◆ Entries shown
[start]
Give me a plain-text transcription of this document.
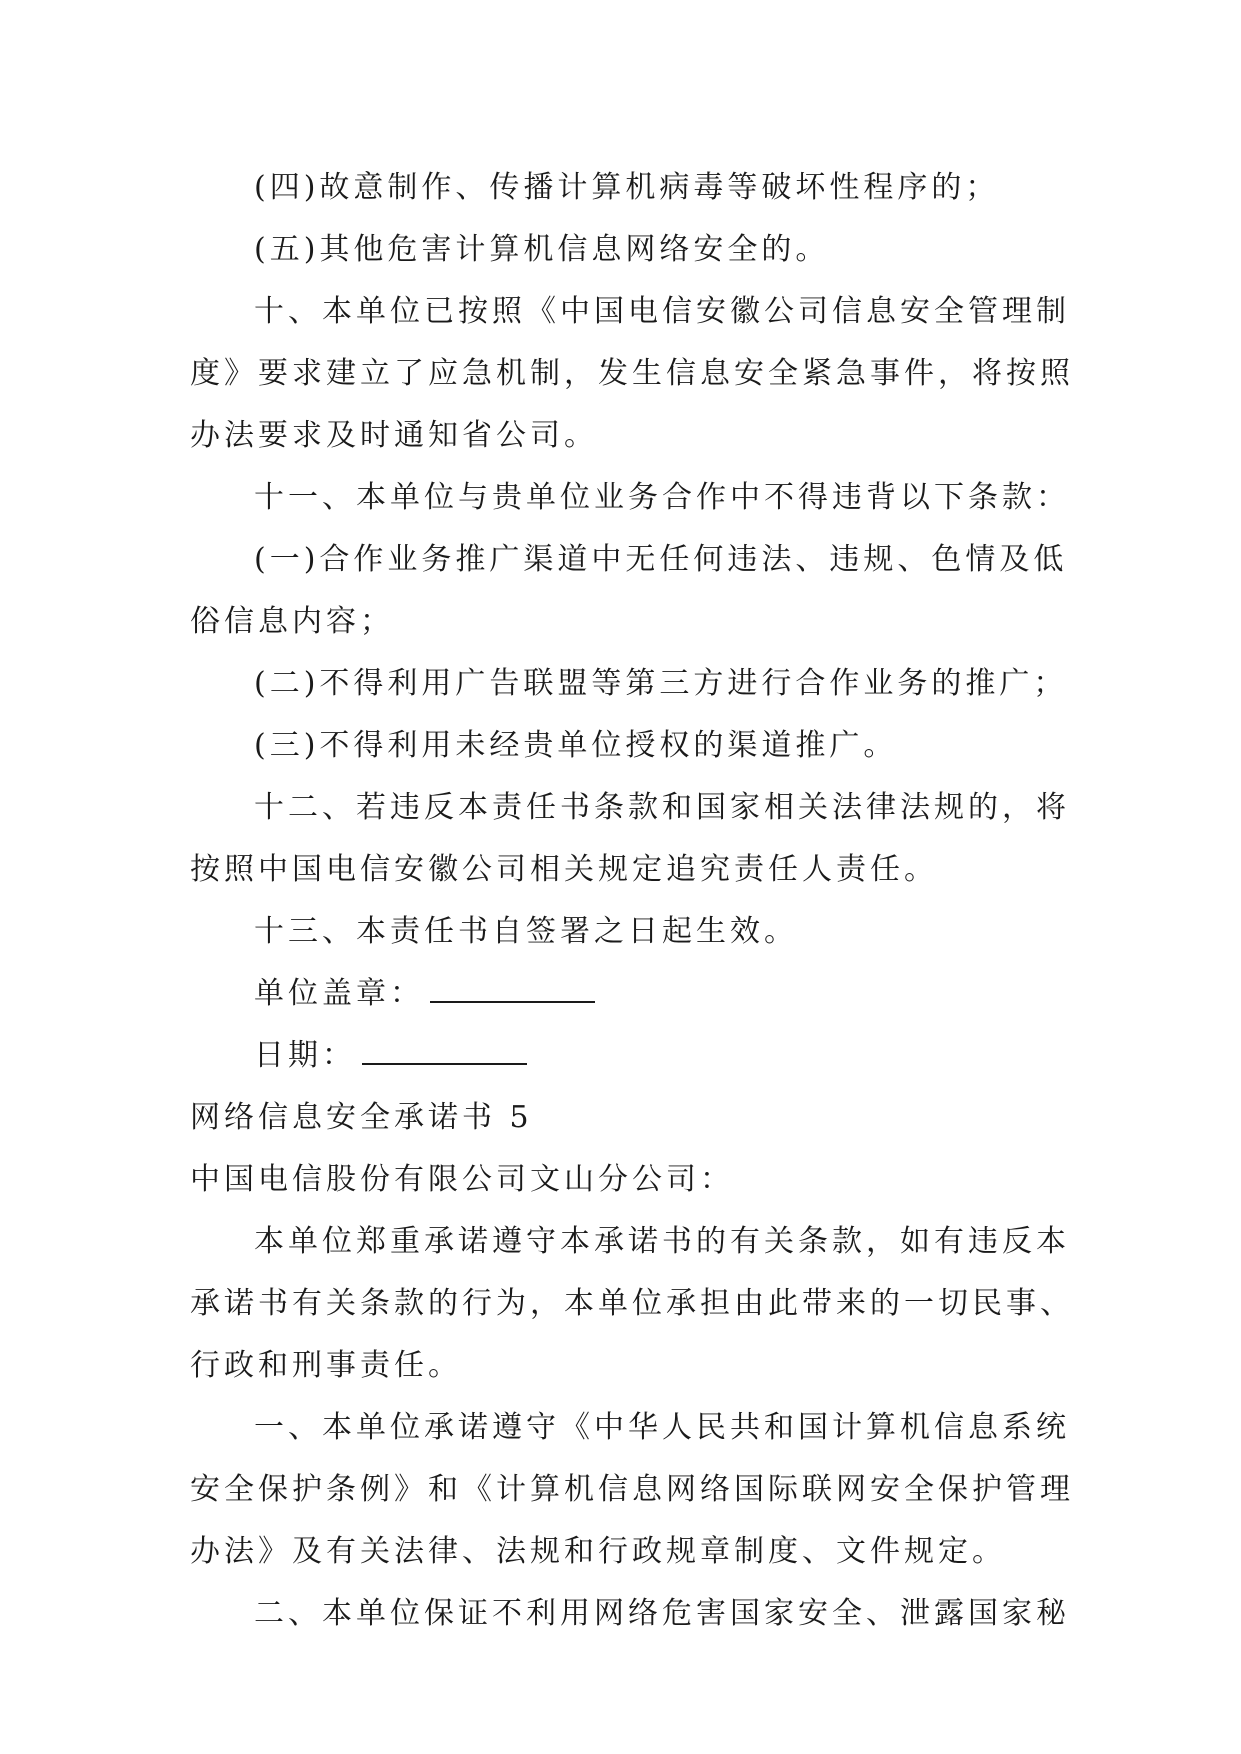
(四)故意制作、传播计算机病毒等破坏性程序的；

(五)其他危害计算机信息网络安全的。

十、本单位已按照《中国电信安徽公司信息安全管理制

度》要求建立了应急机制，发生信息安全紧急事件，将按照

办法要求及时通知省公司。

十一、本单位与贵单位业务合作中不得违背以下条款：

(一)合作业务推广渠道中无任何违法、违规、色情及低

俗信息内容；

(二)不得利用广告联盟等第三方进行合作业务的推广；

(三)不得利用未经贵单位授权的渠道推广。

十二、若违反本责任书条款和国家相关法律法规的，将

按照中国电信安徽公司相关规定追究责任人责任。

十三、本责任书自签署之日起生效。

单位盖章：

日期：

网络信息安全承诺书 5

中国电信股份有限公司文山分公司：

本单位郑重承诺遵守本承诺书的有关条款，如有违反本

承诺书有关条款的行为，本单位承担由此带来的一切民事、

行政和刑事责任。

一、本单位承诺遵守《中华人民共和国计算机信息系统

安全保护条例》和《计算机信息网络国际联网安全保护管理

办法》及有关法律、法规和行政规章制度、文件规定。

二、本单位保证不利用网络危害国家安全、泄露国家秘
[end]
◆ Description of the task
Reproduce the entries above exactly. Do not include the images.

◆ Correct output
Give me a plain-text transcription of this document.
(四)故意制作、传播计算机病毒等破坏性程序的；

(五)其他危害计算机信息网络安全的。

十、本单位已按照《中国电信安徽公司信息安全管理制

度》要求建立了应急机制，发生信息安全紧急事件，将按照

办法要求及时通知省公司。

十一、本单位与贵单位业务合作中不得违背以下条款：

(一)合作业务推广渠道中无任何违法、违规、色情及低

俗信息内容；

(二)不得利用广告联盟等第三方进行合作业务的推广；

(三)不得利用未经贵单位授权的渠道推广。

十二、若违反本责任书条款和国家相关法律法规的，将

按照中国电信安徽公司相关规定追究责任人责任。

十三、本责任书自签署之日起生效。

单位盖章：

日期：

网络信息安全承诺书 5

中国电信股份有限公司文山分公司：

本单位郑重承诺遵守本承诺书的有关条款，如有违反本

承诺书有关条款的行为，本单位承担由此带来的一切民事、

行政和刑事责任。

一、本单位承诺遵守《中华人民共和国计算机信息系统

安全保护条例》和《计算机信息网络国际联网安全保护管理

办法》及有关法律、法规和行政规章制度、文件规定。

二、本单位保证不利用网络危害国家安全、泄露国家秘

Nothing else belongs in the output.